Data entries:
_ _ _ _ _ _ _

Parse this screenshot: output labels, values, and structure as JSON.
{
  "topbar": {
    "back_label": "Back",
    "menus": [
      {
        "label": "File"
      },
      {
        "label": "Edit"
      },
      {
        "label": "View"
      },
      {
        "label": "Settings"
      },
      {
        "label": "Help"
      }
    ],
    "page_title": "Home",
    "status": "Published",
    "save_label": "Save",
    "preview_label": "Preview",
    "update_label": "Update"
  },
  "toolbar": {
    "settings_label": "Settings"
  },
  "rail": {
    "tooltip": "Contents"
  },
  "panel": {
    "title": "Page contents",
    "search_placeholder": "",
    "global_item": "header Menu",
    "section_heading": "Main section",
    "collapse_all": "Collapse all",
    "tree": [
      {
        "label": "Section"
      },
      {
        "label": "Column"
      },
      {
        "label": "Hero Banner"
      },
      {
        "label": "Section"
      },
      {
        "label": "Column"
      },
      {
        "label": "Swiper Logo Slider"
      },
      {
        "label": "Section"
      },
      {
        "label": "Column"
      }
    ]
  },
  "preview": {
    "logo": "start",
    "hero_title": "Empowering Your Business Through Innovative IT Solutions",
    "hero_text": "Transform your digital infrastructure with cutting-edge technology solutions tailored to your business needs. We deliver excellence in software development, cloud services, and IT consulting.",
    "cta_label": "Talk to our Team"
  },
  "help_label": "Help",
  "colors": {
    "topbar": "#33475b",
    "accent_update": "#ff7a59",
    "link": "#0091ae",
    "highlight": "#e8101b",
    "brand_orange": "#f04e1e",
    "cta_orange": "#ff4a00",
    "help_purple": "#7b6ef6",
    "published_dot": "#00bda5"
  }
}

_ _ _ _ _ _ _

**Directions for this task:** Write out each line of the data that holds the string "Settings".

**Expected answer:**
        "label": "Settings"
    "settings_label": "Settings"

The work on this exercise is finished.